▶ [AIM] Below are some entries; can you quote all of them exactly?

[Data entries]

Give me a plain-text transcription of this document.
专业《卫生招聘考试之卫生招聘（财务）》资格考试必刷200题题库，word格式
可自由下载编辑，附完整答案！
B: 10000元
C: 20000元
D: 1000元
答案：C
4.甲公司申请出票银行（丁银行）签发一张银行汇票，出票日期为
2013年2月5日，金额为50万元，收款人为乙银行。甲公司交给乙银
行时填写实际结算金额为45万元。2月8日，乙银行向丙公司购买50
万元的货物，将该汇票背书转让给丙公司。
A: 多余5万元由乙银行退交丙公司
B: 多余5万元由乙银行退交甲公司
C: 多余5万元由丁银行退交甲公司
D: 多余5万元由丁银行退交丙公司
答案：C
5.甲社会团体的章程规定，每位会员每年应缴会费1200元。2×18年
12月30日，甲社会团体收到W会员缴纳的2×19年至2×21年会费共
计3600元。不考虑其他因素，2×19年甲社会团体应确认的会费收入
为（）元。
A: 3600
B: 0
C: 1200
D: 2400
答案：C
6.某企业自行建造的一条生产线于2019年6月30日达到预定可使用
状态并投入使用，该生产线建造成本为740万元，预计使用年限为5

▶ [RESPONSE TO THIS EXERCISE]
Give me a plain-text transcription of this document.
专业《卫生招聘考试之卫生招聘（财务）》资格考试必刷200题题库，word格式
可自由下载编辑，附完整答案！
B: 10000元
C: 20000元
D: 1000元
答案：C
4.甲公司申请出票银行（丁银行）签发一张银行汇票，出票日期为
2013年2月5日，金额为50万元，收款人为乙银行。甲公司交给乙银
行时填写实际结算金额为45万元。2月8日，乙银行向丙公司购买50
万元的货物，将该汇票背书转让给丙公司。
A: 多余5万元由乙银行退交丙公司
B: 多余5万元由乙银行退交甲公司
C: 多余5万元由丁银行退交甲公司
D: 多余5万元由丁银行退交丙公司
答案：C
5.甲社会团体的章程规定，每位会员每年应缴会费1200元。2×18年
12月30日，甲社会团体收到W会员缴纳的2×19年至2×21年会费共
计3600元。不考虑其他因素，2×19年甲社会团体应确认的会费收入
为（）元。
A: 3600
B: 0
C: 1200
D: 2400
答案：C
6.某企业自行建造的一条生产线于2019年6月30日达到预定可使用
状态并投入使用，该生产线建造成本为740万元，预计使用年限为5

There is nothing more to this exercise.